* Begin *

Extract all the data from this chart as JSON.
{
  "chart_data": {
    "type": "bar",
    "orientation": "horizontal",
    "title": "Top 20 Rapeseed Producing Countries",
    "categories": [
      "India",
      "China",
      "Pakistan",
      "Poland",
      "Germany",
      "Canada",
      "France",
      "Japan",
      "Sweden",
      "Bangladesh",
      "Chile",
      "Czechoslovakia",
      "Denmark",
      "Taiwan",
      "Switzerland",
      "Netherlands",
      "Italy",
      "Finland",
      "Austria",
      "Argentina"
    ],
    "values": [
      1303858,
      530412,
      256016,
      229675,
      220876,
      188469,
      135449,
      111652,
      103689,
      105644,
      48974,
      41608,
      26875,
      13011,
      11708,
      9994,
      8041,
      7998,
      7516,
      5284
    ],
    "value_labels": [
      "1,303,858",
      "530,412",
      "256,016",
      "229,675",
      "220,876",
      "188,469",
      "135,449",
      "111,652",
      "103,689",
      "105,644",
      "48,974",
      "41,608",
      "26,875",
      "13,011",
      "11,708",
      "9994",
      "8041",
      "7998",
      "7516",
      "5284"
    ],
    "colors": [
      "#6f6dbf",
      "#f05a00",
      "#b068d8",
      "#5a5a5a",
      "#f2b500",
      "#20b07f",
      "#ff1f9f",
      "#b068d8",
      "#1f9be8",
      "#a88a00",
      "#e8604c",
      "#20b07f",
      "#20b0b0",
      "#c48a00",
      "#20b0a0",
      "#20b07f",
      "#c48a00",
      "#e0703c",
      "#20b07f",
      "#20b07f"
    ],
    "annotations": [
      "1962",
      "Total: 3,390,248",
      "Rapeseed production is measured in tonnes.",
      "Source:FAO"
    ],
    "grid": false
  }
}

* End *

__What to work on__
Look through the material above. Copy each line where the word "Rapeseed" appears.

__Solution to this problem__
    "title": "Top 20 Rapeseed Producing Countries",
      "Rapeseed production is measured in tonnes.",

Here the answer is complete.